THE TASK -
Drop the pictures, then extract the listing word for word.

Rows from a figure dataset:
========================================

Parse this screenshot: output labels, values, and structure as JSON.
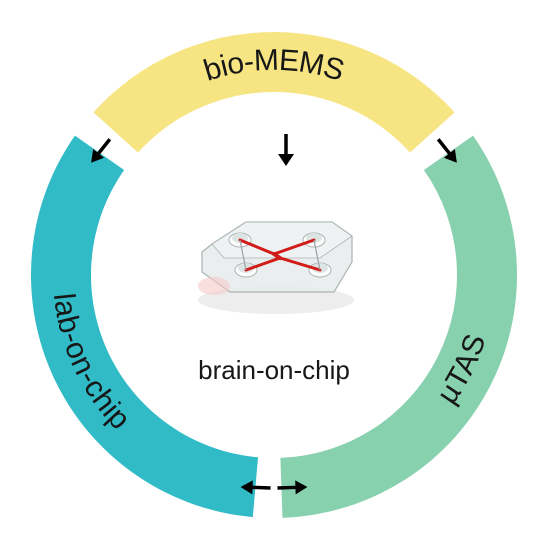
{
  "diagram": {
    "type": "circular-infographic",
    "center_label": "brain-on-chip",
    "center_fontsize": 26,
    "center_color": "#171717",
    "outer_radius": 243,
    "inner_radius": 183,
    "gap_deg": 3,
    "segments": [
      {
        "label": "bio-MEMS",
        "start_deg": 222,
        "end_deg": 318,
        "fill": "#f7e583"
      },
      {
        "label": "µTAS",
        "start_deg": 325,
        "end_deg": 88,
        "fill": "#88d1af"
      },
      {
        "label": "lab-on-chip",
        "start_deg": 95,
        "end_deg": 215,
        "fill": "#30bbc7"
      }
    ],
    "arc_label_fontsize": 30,
    "arc_label_color": "#171717",
    "arrows": {
      "color": "#000000",
      "positions": [
        {
          "angle": 218,
          "dir": "left"
        },
        {
          "angle": 322,
          "dir": "right"
        },
        {
          "angle": 91.5,
          "dir": "cw"
        },
        {
          "angle": 87,
          "dir": "ccw"
        }
      ]
    },
    "chip": {
      "body_fill": "#e6ebeb",
      "body_stroke": "#aab3b3",
      "channel_color": "#d11c1a",
      "channel_width": 3
    }
  }
}
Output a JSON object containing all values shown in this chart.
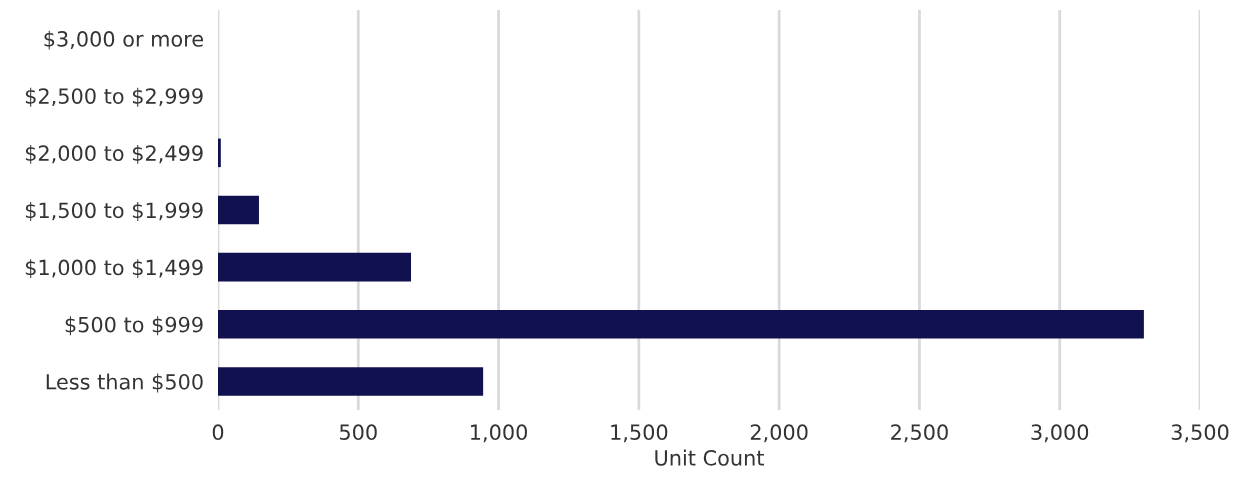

========================================

IN RESPONSE -
Parse this screenshot: output labels, values, and structure as JSON.
{
  "diagram": {
    "type": "circular-infographic",
    "center_label": "brain-on-chip",
    "center_fontsize": 26,
    "center_color": "#171717",
    "outer_radius": 243,
    "inner_radius": 183,
    "gap_deg": 3,
    "segments": [
      {
        "label": "bio-MEMS",
        "start_deg": 222,
        "end_deg": 318,
        "fill": "#f7e583"
      },
      {
        "label": "µTAS",
        "start_deg": 325,
        "end_deg": 88,
        "fill": "#88d1af"
      },
      {
        "label": "lab-on-chip",
        "start_deg": 95,
        "end_deg": 215,
        "fill": "#30bbc7"
      }
    ],
    "arc_label_fontsize": 30,
    "arc_label_color": "#171717",
    "arrows": {
      "color": "#000000",
      "positions": [
        {
          "angle": 218,
          "dir": "left"
        },
        {
          "angle": 322,
          "dir": "right"
        },
        {
          "angle": 91.5,
          "dir": "cw"
        },
        {
          "angle": 87,
          "dir": "ccw"
        }
      ]
    },
    "chip": {
      "body_fill": "#e6ebeb",
      "body_stroke": "#aab3b3",
      "channel_color": "#d11c1a",
      "channel_width": 3
    }
  }
}
Output a JSON object containing all values shown in this chart.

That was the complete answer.